• **Brano fornito**
********************

Dopo il più duro dibattito Tv tra i candidati democratici, Sanders parte per Roma. Le ragioni del suo viaggio sono ideali - con Bergoglio condivide diverse cose - ma anche di calcolo politico. Gli serve un incontro di alto profilo. E poi ci sono i numeri degli elettori cattolici negli Stati che votano nei prossimi giorni

Dopo uno scambio piuttosto duro, il più duro, con Hillary Clinton nel dibattito Tv che precede le primarie di New York (e poi Pennsylvania e altri Stati il 26), Bernie Sanders oggi sarà in Vaticano. Ci sono diverse ragioni per fermare la campagna elettorale e fare questa visita lampo.

Cosa è successo al dibattito di stanotte?

Che sul ring, come al solito, Hillary tende a essere più brava e preparata e che, ancora una volta, Bernie ha argomenti capaci di mettere l’ex Segretario di Stato in difficoltà. Sui soldi presi per parlare ai convegni organizzati dalle grandi banche Clinton non ha nulla da rispondere se non che il suo curriculum mostra come non si sia mai fatta influenzare dalla relazione con la finanza. Vero solo in parte: negli anni d’oro dei Clinton le banche e Wall Street non erano viste come il male assoluto e le politiche nei loro confronti piuttosto accondiscendenti (ho sbagliato, disse Clinton qualche anno fa). Hillary ribatte sulle armi e qui, Bernie, scivola difendendo il venditore di armi. La differenza cruciale è che in un caso il sospetto di una relazione con la lobby è credibile, nel secondo si tratta di vezzeggiare un elettorato che Sanders sa poter essere suo e a cui le armi un pochino piacciono. Il risultato è uno scontro duro che, è la prima volta che c’è questo clima dall’inizio delle primarie, divide un po’ il partito.

********************

(Materiali conservati da una raccolta)
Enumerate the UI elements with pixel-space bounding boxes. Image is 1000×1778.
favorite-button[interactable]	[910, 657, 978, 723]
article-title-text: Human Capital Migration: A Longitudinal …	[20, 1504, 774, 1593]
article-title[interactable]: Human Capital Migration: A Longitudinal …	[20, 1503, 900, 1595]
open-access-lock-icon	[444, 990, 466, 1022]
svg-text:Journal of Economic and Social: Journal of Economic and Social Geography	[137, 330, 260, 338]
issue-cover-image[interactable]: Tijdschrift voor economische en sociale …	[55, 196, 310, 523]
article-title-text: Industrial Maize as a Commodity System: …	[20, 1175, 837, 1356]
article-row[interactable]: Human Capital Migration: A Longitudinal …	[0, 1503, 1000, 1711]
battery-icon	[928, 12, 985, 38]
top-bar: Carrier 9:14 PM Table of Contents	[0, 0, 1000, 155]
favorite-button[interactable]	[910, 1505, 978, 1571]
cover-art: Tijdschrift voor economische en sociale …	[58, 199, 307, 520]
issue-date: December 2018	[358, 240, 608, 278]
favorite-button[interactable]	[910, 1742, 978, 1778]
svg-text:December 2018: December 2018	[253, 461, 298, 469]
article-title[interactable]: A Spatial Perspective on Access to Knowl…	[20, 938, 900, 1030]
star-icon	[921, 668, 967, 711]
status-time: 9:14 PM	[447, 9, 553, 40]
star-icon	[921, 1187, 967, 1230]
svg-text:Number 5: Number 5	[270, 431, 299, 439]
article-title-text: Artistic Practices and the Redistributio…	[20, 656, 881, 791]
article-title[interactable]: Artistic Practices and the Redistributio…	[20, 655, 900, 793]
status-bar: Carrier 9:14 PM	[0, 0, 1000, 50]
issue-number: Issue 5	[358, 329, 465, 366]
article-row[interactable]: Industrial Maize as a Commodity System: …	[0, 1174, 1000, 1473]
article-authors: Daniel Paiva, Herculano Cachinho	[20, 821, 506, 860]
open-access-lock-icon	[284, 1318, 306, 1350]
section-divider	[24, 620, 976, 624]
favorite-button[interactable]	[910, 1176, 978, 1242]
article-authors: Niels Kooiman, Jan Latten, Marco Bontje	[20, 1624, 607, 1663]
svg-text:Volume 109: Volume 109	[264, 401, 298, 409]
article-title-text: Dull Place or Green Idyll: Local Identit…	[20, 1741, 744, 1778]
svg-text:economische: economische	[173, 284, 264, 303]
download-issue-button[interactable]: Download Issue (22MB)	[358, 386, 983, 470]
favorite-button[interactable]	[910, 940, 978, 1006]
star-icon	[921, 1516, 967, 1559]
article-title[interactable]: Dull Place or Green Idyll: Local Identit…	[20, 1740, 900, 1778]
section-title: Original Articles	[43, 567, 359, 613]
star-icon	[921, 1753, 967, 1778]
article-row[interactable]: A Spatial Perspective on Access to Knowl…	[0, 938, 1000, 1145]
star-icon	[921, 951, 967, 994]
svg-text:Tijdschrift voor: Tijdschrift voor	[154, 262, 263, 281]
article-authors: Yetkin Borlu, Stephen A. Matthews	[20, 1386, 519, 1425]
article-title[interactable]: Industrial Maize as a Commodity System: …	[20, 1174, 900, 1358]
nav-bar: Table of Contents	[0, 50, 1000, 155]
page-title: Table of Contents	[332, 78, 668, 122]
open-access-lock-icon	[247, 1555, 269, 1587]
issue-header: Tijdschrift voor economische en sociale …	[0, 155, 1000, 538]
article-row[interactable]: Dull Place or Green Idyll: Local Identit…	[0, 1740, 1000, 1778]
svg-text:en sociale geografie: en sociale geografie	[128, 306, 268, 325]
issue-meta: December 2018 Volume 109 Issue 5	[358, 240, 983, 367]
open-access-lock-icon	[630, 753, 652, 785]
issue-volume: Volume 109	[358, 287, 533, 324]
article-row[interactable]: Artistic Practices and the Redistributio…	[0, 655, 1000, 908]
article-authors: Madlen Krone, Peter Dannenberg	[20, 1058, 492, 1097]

********************

• **Problema da risolvere**
Restituisca per intero, senza alcuna modifica, il brano sulla visita di Sanders in Vaticano.

• **Risposta svolta**
Dopo il più duro dibattito Tv tra i candidati democratici, Sanders parte per Roma. Le ragioni del suo viaggio sono ideali - con Bergoglio condivide diverse cose - ma anche di calcolo politico. Gli serve un incontro di alto profilo. E poi ci sono i numeri degli elettori cattolici negli Stati che votano nei prossimi giorni

Dopo uno scambio piuttosto duro, il più duro, con Hillary Clinton nel dibattito Tv che precede le primarie di New York (e poi Pennsylvania e altri Stati il 26), Bernie Sanders oggi sarà in Vaticano. Ci sono diverse ragioni per fermare la campagna elettorale e fare questa visita lampo.

Cosa è successo al dibattito di stanotte?

Che sul ring, come al solito, Hillary tende a essere più brava e preparata e che, ancora una volta, Bernie ha argomenti capaci di mettere l’ex Segretario di Stato in difficoltà. Sui soldi presi per parlare ai convegni organizzati dalle grandi banche Clinton non ha nulla da rispondere se non che il suo curriculum mostra come non si sia mai fatta influenzare dalla relazione con la finanza. Vero solo in parte: negli anni d’oro dei Clinton le banche e Wall Street non erano viste come il male assoluto e le politiche nei loro confronti piuttosto accondiscendenti (ho sbagliato, disse Clinton qualche anno fa). Hillary ribatte sulle armi e qui, Bernie, scivola difendendo il venditore di armi. La differenza cruciale è che in un caso il sospetto di una relazione con la lobby è credibile, nel secondo si tratta di vezzeggiare un elettorato che Sanders sa poter essere suo e a cui le armi un pochino piacciono. Il risultato è uno scontro duro che, è la prima volta che c’è questo clima dall’inizio delle primarie, divide un po’ il partito.